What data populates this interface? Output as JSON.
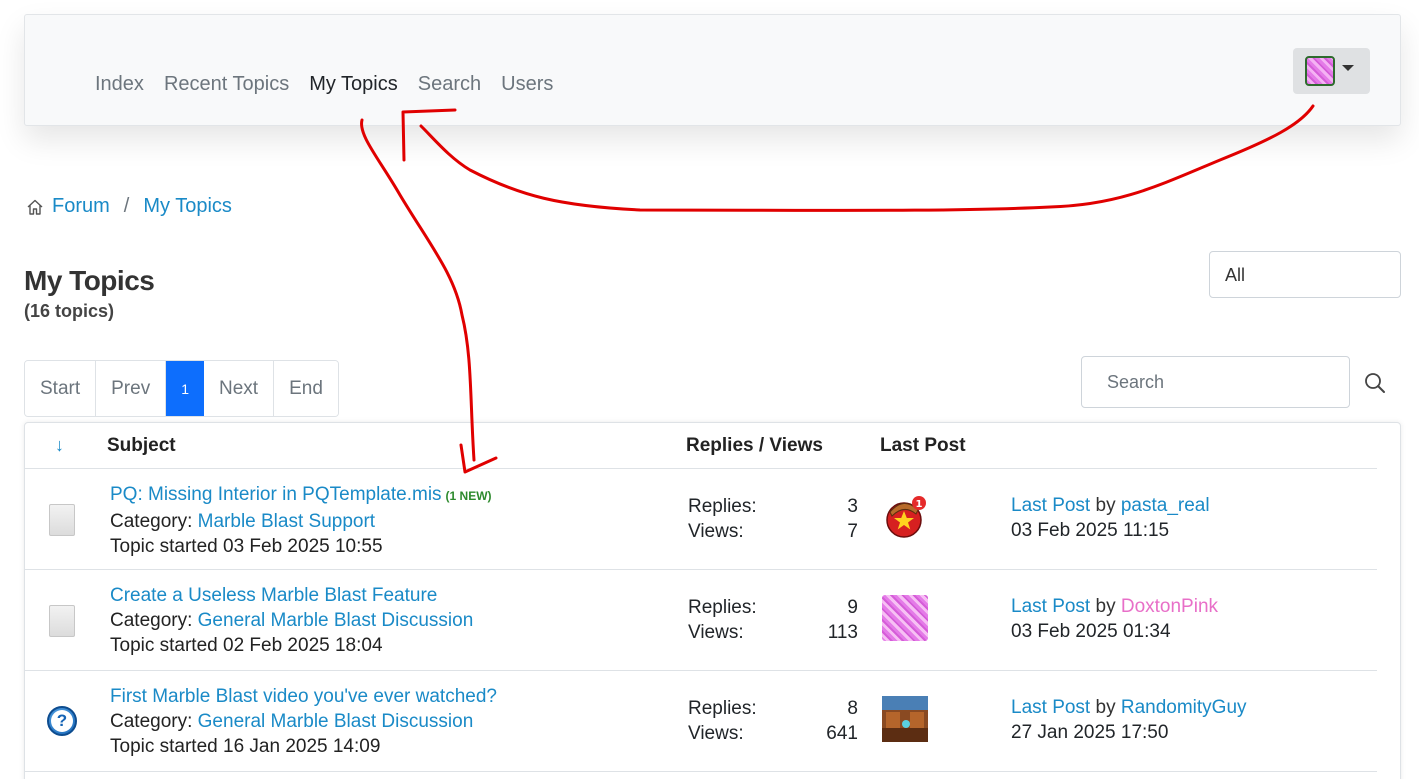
{
  "nav": {
    "links": [
      "Index",
      "Recent Topics",
      "My Topics",
      "Search",
      "Users"
    ]
  },
  "breadcrumb": {
    "forum": "Forum",
    "sep": "/",
    "current": "My Topics"
  },
  "page": {
    "title": "My Topics",
    "count": "(16 topics)"
  },
  "filter": {
    "selected": "All"
  },
  "pagination": {
    "start": "Start",
    "prev": "Prev",
    "current": "1",
    "next": "Next",
    "end": "End"
  },
  "search": {
    "placeholder": "Search"
  },
  "table": {
    "sort_arrow": "↓",
    "headers": {
      "subject": "Subject",
      "replies_views": "Replies / Views",
      "last_post": "Last Post"
    },
    "rows": [
      {
        "icon": "document-icon",
        "title": "PQ: Missing Interior in PQTemplate.mis",
        "new_badge": "(1 NEW)",
        "category_label": "Category:",
        "category": "Marble Blast Support",
        "started": "Topic started 03 Feb 2025 10:55",
        "replies_label": "Replies:",
        "replies": "3",
        "views_label": "Views:",
        "views": "7",
        "avatar": "hat-star-avatar",
        "last_post_link": "Last Post",
        "by": "by",
        "last_user": "pasta_real",
        "last_user_color": "#1a8ac7",
        "last_date": "03 Feb 2025 11:15"
      },
      {
        "icon": "document-icon",
        "title": "Create a Useless Marble Blast Feature",
        "new_badge": "",
        "category_label": "Category:",
        "category": "General Marble Blast Discussion",
        "started": "Topic started 02 Feb 2025 18:04",
        "replies_label": "Replies:",
        "replies": "9",
        "views_label": "Views:",
        "views": "113",
        "avatar": "pink-pattern-avatar",
        "last_post_link": "Last Post",
        "by": "by",
        "last_user": "DoxtonPink",
        "last_user_color": "#e86fc8",
        "last_date": "03 Feb 2025 01:34"
      },
      {
        "icon": "question-icon",
        "title": "First Marble Blast video you've ever watched?",
        "new_badge": "",
        "category_label": "Category:",
        "category": "General Marble Blast Discussion",
        "started": "Topic started 16 Jan 2025 14:09",
        "replies_label": "Replies:",
        "replies": "8",
        "views_label": "Views:",
        "views": "641",
        "avatar": "room-scene-avatar",
        "last_post_link": "Last Post",
        "by": "by",
        "last_user": "RandomityGuy",
        "last_user_color": "#1a8ac7",
        "last_date": "27 Jan 2025 17:50"
      }
    ]
  },
  "colors": {
    "link": "#1a8ac7",
    "accent": "#0d6efd",
    "annotation": "#e00000",
    "new_badge": "#2d8a2d"
  }
}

-=-=-

Stated goal →
Copy out each line exactly, without the pictures.

Result of this task →
What data populates this interface? Output as JSON.
{
  "nav": {
    "links": [
      "Index",
      "Recent Topics",
      "My Topics",
      "Search",
      "Users"
    ]
  },
  "breadcrumb": {
    "forum": "Forum",
    "sep": "/",
    "current": "My Topics"
  },
  "page": {
    "title": "My Topics",
    "count": "(16 topics)"
  },
  "filter": {
    "selected": "All"
  },
  "pagination": {
    "start": "Start",
    "prev": "Prev",
    "current": "1",
    "next": "Next",
    "end": "End"
  },
  "search": {
    "placeholder": "Search"
  },
  "table": {
    "sort_arrow": "↓",
    "headers": {
      "subject": "Subject",
      "replies_views": "Replies / Views",
      "last_post": "Last Post"
    },
    "rows": [
      {
        "icon": "document-icon",
        "title": "PQ: Missing Interior in PQTemplate.mis",
        "new_badge": "(1 NEW)",
        "category_label": "Category:",
        "category": "Marble Blast Support",
        "started": "Topic started 03 Feb 2025 10:55",
        "replies_label": "Replies:",
        "replies": "3",
        "views_label": "Views:",
        "views": "7",
        "avatar": "hat-star-avatar",
        "last_post_link": "Last Post",
        "by": "by",
        "last_user": "pasta_real",
        "last_user_color": "#1a8ac7",
        "last_date": "03 Feb 2025 11:15"
      },
      {
        "icon": "document-icon",
        "title": "Create a Useless Marble Blast Feature",
        "new_badge": "",
        "category_label": "Category:",
        "category": "General Marble Blast Discussion",
        "started": "Topic started 02 Feb 2025 18:04",
        "replies_label": "Replies:",
        "replies": "9",
        "views_label": "Views:",
        "views": "113",
        "avatar": "pink-pattern-avatar",
        "last_post_link": "Last Post",
        "by": "by",
        "last_user": "DoxtonPink",
        "last_user_color": "#e86fc8",
        "last_date": "03 Feb 2025 01:34"
      },
      {
        "icon": "question-icon",
        "title": "First Marble Blast video you've ever watched?",
        "new_badge": "",
        "category_label": "Category:",
        "category": "General Marble Blast Discussion",
        "started": "Topic started 16 Jan 2025 14:09",
        "replies_label": "Replies:",
        "replies": "8",
        "views_label": "Views:",
        "views": "641",
        "avatar": "room-scene-avatar",
        "last_post_link": "Last Post",
        "by": "by",
        "last_user": "RandomityGuy",
        "last_user_color": "#1a8ac7",
        "last_date": "27 Jan 2025 17:50"
      }
    ]
  },
  "colors": {
    "link": "#1a8ac7",
    "accent": "#0d6efd",
    "annotation": "#e00000",
    "new_badge": "#2d8a2d"
  }
}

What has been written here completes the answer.